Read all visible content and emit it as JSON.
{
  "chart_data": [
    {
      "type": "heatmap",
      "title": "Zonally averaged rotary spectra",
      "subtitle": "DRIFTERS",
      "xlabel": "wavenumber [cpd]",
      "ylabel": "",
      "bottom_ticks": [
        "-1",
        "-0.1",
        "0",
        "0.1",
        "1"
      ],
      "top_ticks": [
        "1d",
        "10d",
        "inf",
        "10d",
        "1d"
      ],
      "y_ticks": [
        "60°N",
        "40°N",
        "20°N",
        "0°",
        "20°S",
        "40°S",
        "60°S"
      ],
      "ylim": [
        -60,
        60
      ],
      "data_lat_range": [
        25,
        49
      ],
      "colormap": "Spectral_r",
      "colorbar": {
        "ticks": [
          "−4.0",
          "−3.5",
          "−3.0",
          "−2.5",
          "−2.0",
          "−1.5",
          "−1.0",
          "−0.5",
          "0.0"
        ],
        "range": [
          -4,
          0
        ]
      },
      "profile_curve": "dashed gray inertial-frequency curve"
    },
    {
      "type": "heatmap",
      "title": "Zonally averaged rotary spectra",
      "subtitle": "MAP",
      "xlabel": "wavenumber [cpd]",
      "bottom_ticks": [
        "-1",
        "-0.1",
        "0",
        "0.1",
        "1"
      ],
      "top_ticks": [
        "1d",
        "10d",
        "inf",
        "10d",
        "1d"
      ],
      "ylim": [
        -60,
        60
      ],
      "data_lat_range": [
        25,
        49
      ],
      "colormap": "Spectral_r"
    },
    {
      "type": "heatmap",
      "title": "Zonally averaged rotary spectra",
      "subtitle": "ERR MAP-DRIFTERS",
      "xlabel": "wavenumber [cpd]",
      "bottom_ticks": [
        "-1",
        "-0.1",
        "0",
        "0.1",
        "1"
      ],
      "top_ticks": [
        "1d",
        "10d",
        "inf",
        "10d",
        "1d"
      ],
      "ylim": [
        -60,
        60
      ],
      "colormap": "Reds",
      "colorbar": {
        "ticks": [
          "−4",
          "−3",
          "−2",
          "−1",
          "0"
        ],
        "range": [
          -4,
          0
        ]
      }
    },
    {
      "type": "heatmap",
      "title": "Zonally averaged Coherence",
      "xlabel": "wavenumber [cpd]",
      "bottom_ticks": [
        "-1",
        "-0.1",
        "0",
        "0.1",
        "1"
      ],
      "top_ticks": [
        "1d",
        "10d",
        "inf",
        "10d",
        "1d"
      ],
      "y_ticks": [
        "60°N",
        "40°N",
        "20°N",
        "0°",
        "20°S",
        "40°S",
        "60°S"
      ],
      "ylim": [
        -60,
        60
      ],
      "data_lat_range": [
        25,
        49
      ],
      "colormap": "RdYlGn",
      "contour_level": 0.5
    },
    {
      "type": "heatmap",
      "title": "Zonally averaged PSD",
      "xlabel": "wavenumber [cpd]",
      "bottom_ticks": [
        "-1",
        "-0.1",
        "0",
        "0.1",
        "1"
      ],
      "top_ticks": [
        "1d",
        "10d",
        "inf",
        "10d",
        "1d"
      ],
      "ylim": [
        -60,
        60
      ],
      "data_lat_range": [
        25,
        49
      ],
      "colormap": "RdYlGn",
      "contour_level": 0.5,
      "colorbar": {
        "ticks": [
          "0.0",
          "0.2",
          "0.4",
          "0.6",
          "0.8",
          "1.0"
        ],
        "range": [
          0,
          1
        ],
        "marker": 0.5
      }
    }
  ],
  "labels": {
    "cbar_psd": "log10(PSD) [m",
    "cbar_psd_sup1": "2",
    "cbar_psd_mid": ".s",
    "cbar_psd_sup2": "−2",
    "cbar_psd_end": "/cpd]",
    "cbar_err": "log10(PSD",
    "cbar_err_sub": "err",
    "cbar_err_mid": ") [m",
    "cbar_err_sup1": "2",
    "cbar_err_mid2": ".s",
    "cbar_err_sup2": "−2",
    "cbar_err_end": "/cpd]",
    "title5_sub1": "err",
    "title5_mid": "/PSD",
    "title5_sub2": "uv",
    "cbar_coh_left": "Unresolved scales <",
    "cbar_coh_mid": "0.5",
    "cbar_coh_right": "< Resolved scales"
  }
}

········

__YOUR INSTRUCTIONS__
Type the material above out again, exactly.

__THE RESULT__
Read all visible content and emit it as JSON.
{
  "chart_data": [
    {
      "type": "heatmap",
      "title": "Zonally averaged rotary spectra",
      "subtitle": "DRIFTERS",
      "xlabel": "wavenumber [cpd]",
      "ylabel": "",
      "bottom_ticks": [
        "-1",
        "-0.1",
        "0",
        "0.1",
        "1"
      ],
      "top_ticks": [
        "1d",
        "10d",
        "inf",
        "10d",
        "1d"
      ],
      "y_ticks": [
        "60°N",
        "40°N",
        "20°N",
        "0°",
        "20°S",
        "40°S",
        "60°S"
      ],
      "ylim": [
        -60,
        60
      ],
      "data_lat_range": [
        25,
        49
      ],
      "colormap": "Spectral_r",
      "colorbar": {
        "ticks": [
          "−4.0",
          "−3.5",
          "−3.0",
          "−2.5",
          "−2.0",
          "−1.5",
          "−1.0",
          "−0.5",
          "0.0"
        ],
        "range": [
          -4,
          0
        ]
      },
      "profile_curve": "dashed gray inertial-frequency curve"
    },
    {
      "type": "heatmap",
      "title": "Zonally averaged rotary spectra",
      "subtitle": "MAP",
      "xlabel": "wavenumber [cpd]",
      "bottom_ticks": [
        "-1",
        "-0.1",
        "0",
        "0.1",
        "1"
      ],
      "top_ticks": [
        "1d",
        "10d",
        "inf",
        "10d",
        "1d"
      ],
      "ylim": [
        -60,
        60
      ],
      "data_lat_range": [
        25,
        49
      ],
      "colormap": "Spectral_r"
    },
    {
      "type": "heatmap",
      "title": "Zonally averaged rotary spectra",
      "subtitle": "ERR MAP-DRIFTERS",
      "xlabel": "wavenumber [cpd]",
      "bottom_ticks": [
        "-1",
        "-0.1",
        "0",
        "0.1",
        "1"
      ],
      "top_ticks": [
        "1d",
        "10d",
        "inf",
        "10d",
        "1d"
      ],
      "ylim": [
        -60,
        60
      ],
      "colormap": "Reds",
      "colorbar": {
        "ticks": [
          "−4",
          "−3",
          "−2",
          "−1",
          "0"
        ],
        "range": [
          -4,
          0
        ]
      }
    },
    {
      "type": "heatmap",
      "title": "Zonally averaged Coherence",
      "xlabel": "wavenumber [cpd]",
      "bottom_ticks": [
        "-1",
        "-0.1",
        "0",
        "0.1",
        "1"
      ],
      "top_ticks": [
        "1d",
        "10d",
        "inf",
        "10d",
        "1d"
      ],
      "y_ticks": [
        "60°N",
        "40°N",
        "20°N",
        "0°",
        "20°S",
        "40°S",
        "60°S"
      ],
      "ylim": [
        -60,
        60
      ],
      "data_lat_range": [
        25,
        49
      ],
      "colormap": "RdYlGn",
      "contour_level": 0.5
    },
    {
      "type": "heatmap",
      "title": "Zonally averaged PSD",
      "xlabel": "wavenumber [cpd]",
      "bottom_ticks": [
        "-1",
        "-0.1",
        "0",
        "0.1",
        "1"
      ],
      "top_ticks": [
        "1d",
        "10d",
        "inf",
        "10d",
        "1d"
      ],
      "ylim": [
        -60,
        60
      ],
      "data_lat_range": [
        25,
        49
      ],
      "colormap": "RdYlGn",
      "contour_level": 0.5,
      "colorbar": {
        "ticks": [
          "0.0",
          "0.2",
          "0.4",
          "0.6",
          "0.8",
          "1.0"
        ],
        "range": [
          0,
          1
        ],
        "marker": 0.5
      }
    }
  ],
  "labels": {
    "cbar_psd": "log10(PSD) [m",
    "cbar_psd_sup1": "2",
    "cbar_psd_mid": ".s",
    "cbar_psd_sup2": "−2",
    "cbar_psd_end": "/cpd]",
    "cbar_err": "log10(PSD",
    "cbar_err_sub": "err",
    "cbar_err_mid": ") [m",
    "cbar_err_sup1": "2",
    "cbar_err_mid2": ".s",
    "cbar_err_sup2": "−2",
    "cbar_err_end": "/cpd]",
    "title5_sub1": "err",
    "title5_mid": "/PSD",
    "title5_sub2": "uv",
    "cbar_coh_left": "Unresolved scales <",
    "cbar_coh_mid": "0.5",
    "cbar_coh_right": "< Resolved scales"
  }
}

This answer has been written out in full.